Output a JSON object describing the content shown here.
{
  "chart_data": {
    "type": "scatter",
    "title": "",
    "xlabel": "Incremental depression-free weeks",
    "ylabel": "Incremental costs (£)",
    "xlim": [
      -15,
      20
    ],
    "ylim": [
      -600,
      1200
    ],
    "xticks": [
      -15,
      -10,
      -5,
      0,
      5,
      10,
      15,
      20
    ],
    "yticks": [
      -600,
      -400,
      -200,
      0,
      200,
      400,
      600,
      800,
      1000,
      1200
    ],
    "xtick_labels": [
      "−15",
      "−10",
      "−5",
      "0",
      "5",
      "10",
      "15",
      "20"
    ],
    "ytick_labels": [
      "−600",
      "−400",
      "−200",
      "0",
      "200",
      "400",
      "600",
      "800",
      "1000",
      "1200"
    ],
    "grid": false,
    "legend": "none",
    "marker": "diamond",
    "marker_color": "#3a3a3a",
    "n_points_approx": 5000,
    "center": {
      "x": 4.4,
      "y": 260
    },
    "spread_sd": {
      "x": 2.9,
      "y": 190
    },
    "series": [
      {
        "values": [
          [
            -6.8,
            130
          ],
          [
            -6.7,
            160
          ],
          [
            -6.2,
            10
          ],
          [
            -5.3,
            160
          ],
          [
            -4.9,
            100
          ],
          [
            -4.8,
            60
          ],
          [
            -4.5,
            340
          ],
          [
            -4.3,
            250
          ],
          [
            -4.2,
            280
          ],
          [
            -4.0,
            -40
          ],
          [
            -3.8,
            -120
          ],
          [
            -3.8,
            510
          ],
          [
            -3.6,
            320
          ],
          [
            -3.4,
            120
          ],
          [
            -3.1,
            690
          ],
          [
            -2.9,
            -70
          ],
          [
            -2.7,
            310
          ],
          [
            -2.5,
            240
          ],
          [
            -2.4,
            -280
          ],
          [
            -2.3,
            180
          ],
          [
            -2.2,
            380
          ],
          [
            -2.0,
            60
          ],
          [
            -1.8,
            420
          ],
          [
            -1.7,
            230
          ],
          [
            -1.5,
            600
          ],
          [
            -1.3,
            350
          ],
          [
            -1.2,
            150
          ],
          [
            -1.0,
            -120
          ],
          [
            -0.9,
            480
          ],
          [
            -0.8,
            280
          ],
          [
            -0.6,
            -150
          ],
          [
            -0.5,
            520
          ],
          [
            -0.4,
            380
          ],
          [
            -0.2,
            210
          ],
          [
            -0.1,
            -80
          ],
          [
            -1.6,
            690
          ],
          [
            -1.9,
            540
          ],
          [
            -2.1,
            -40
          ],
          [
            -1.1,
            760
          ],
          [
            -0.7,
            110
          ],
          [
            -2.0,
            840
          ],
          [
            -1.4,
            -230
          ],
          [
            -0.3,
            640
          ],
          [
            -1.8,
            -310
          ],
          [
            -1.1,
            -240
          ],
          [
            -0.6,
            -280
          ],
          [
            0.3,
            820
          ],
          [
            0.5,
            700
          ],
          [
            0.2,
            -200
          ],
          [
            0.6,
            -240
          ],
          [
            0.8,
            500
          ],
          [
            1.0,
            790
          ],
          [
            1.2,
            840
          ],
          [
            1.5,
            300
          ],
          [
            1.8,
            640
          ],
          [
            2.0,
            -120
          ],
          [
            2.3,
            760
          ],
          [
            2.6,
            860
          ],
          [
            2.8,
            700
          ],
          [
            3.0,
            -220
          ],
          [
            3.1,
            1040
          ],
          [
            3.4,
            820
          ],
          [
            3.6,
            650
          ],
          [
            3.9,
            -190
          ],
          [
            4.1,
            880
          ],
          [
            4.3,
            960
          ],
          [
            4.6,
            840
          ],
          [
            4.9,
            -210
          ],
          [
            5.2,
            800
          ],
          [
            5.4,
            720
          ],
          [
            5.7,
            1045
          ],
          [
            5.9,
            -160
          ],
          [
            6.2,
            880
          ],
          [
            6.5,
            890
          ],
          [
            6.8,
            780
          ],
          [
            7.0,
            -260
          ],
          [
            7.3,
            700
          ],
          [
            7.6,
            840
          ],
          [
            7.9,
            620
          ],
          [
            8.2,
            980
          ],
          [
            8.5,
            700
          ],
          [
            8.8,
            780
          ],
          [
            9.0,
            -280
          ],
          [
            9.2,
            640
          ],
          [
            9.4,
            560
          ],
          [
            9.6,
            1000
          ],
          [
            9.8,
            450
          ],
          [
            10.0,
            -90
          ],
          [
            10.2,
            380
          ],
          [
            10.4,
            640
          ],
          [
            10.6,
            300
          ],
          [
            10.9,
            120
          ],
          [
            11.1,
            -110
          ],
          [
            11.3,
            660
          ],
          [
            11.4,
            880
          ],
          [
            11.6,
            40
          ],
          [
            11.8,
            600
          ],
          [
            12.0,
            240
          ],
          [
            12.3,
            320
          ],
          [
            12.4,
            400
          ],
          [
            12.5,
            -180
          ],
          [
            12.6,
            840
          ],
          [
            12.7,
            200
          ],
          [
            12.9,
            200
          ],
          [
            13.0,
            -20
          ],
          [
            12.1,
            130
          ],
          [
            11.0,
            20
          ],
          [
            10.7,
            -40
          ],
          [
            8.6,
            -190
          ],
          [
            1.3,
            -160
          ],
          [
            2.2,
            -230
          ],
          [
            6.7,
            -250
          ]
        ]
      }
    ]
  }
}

_ _ _ _ _

_Task directions_. Repeat each record in full; every line must match exactly.

_Task result_.
Output a JSON object describing the content shown here.
{
  "chart_data": {
    "type": "scatter",
    "title": "",
    "xlabel": "Incremental depression-free weeks",
    "ylabel": "Incremental costs (£)",
    "xlim": [
      -15,
      20
    ],
    "ylim": [
      -600,
      1200
    ],
    "xticks": [
      -15,
      -10,
      -5,
      0,
      5,
      10,
      15,
      20
    ],
    "yticks": [
      -600,
      -400,
      -200,
      0,
      200,
      400,
      600,
      800,
      1000,
      1200
    ],
    "xtick_labels": [
      "−15",
      "−10",
      "−5",
      "0",
      "5",
      "10",
      "15",
      "20"
    ],
    "ytick_labels": [
      "−600",
      "−400",
      "−200",
      "0",
      "200",
      "400",
      "600",
      "800",
      "1000",
      "1200"
    ],
    "grid": false,
    "legend": "none",
    "marker": "diamond",
    "marker_color": "#3a3a3a",
    "n_points_approx": 5000,
    "center": {
      "x": 4.4,
      "y": 260
    },
    "spread_sd": {
      "x": 2.9,
      "y": 190
    },
    "series": [
      {
        "values": [
          [
            -6.8,
            130
          ],
          [
            -6.7,
            160
          ],
          [
            -6.2,
            10
          ],
          [
            -5.3,
            160
          ],
          [
            -4.9,
            100
          ],
          [
            -4.8,
            60
          ],
          [
            -4.5,
            340
          ],
          [
            -4.3,
            250
          ],
          [
            -4.2,
            280
          ],
          [
            -4.0,
            -40
          ],
          [
            -3.8,
            -120
          ],
          [
            -3.8,
            510
          ],
          [
            -3.6,
            320
          ],
          [
            -3.4,
            120
          ],
          [
            -3.1,
            690
          ],
          [
            -2.9,
            -70
          ],
          [
            -2.7,
            310
          ],
          [
            -2.5,
            240
          ],
          [
            -2.4,
            -280
          ],
          [
            -2.3,
            180
          ],
          [
            -2.2,
            380
          ],
          [
            -2.0,
            60
          ],
          [
            -1.8,
            420
          ],
          [
            -1.7,
            230
          ],
          [
            -1.5,
            600
          ],
          [
            -1.3,
            350
          ],
          [
            -1.2,
            150
          ],
          [
            -1.0,
            -120
          ],
          [
            -0.9,
            480
          ],
          [
            -0.8,
            280
          ],
          [
            -0.6,
            -150
          ],
          [
            -0.5,
            520
          ],
          [
            -0.4,
            380
          ],
          [
            -0.2,
            210
          ],
          [
            -0.1,
            -80
          ],
          [
            -1.6,
            690
          ],
          [
            -1.9,
            540
          ],
          [
            -2.1,
            -40
          ],
          [
            -1.1,
            760
          ],
          [
            -0.7,
            110
          ],
          [
            -2.0,
            840
          ],
          [
            -1.4,
            -230
          ],
          [
            -0.3,
            640
          ],
          [
            -1.8,
            -310
          ],
          [
            -1.1,
            -240
          ],
          [
            -0.6,
            -280
          ],
          [
            0.3,
            820
          ],
          [
            0.5,
            700
          ],
          [
            0.2,
            -200
          ],
          [
            0.6,
            -240
          ],
          [
            0.8,
            500
          ],
          [
            1.0,
            790
          ],
          [
            1.2,
            840
          ],
          [
            1.5,
            300
          ],
          [
            1.8,
            640
          ],
          [
            2.0,
            -120
          ],
          [
            2.3,
            760
          ],
          [
            2.6,
            860
          ],
          [
            2.8,
            700
          ],
          [
            3.0,
            -220
          ],
          [
            3.1,
            1040
          ],
          [
            3.4,
            820
          ],
          [
            3.6,
            650
          ],
          [
            3.9,
            -190
          ],
          [
            4.1,
            880
          ],
          [
            4.3,
            960
          ],
          [
            4.6,
            840
          ],
          [
            4.9,
            -210
          ],
          [
            5.2,
            800
          ],
          [
            5.4,
            720
          ],
          [
            5.7,
            1045
          ],
          [
            5.9,
            -160
          ],
          [
            6.2,
            880
          ],
          [
            6.5,
            890
          ],
          [
            6.8,
            780
          ],
          [
            7.0,
            -260
          ],
          [
            7.3,
            700
          ],
          [
            7.6,
            840
          ],
          [
            7.9,
            620
          ],
          [
            8.2,
            980
          ],
          [
            8.5,
            700
          ],
          [
            8.8,
            780
          ],
          [
            9.0,
            -280
          ],
          [
            9.2,
            640
          ],
          [
            9.4,
            560
          ],
          [
            9.6,
            1000
          ],
          [
            9.8,
            450
          ],
          [
            10.0,
            -90
          ],
          [
            10.2,
            380
          ],
          [
            10.4,
            640
          ],
          [
            10.6,
            300
          ],
          [
            10.9,
            120
          ],
          [
            11.1,
            -110
          ],
          [
            11.3,
            660
          ],
          [
            11.4,
            880
          ],
          [
            11.6,
            40
          ],
          [
            11.8,
            600
          ],
          [
            12.0,
            240
          ],
          [
            12.3,
            320
          ],
          [
            12.4,
            400
          ],
          [
            12.5,
            -180
          ],
          [
            12.6,
            840
          ],
          [
            12.7,
            200
          ],
          [
            12.9,
            200
          ],
          [
            13.0,
            -20
          ],
          [
            12.1,
            130
          ],
          [
            11.0,
            20
          ],
          [
            10.7,
            -40
          ],
          [
            8.6,
            -190
          ],
          [
            1.3,
            -160
          ],
          [
            2.2,
            -230
          ],
          [
            6.7,
            -250
          ]
        ]
      }
    ]
  }
}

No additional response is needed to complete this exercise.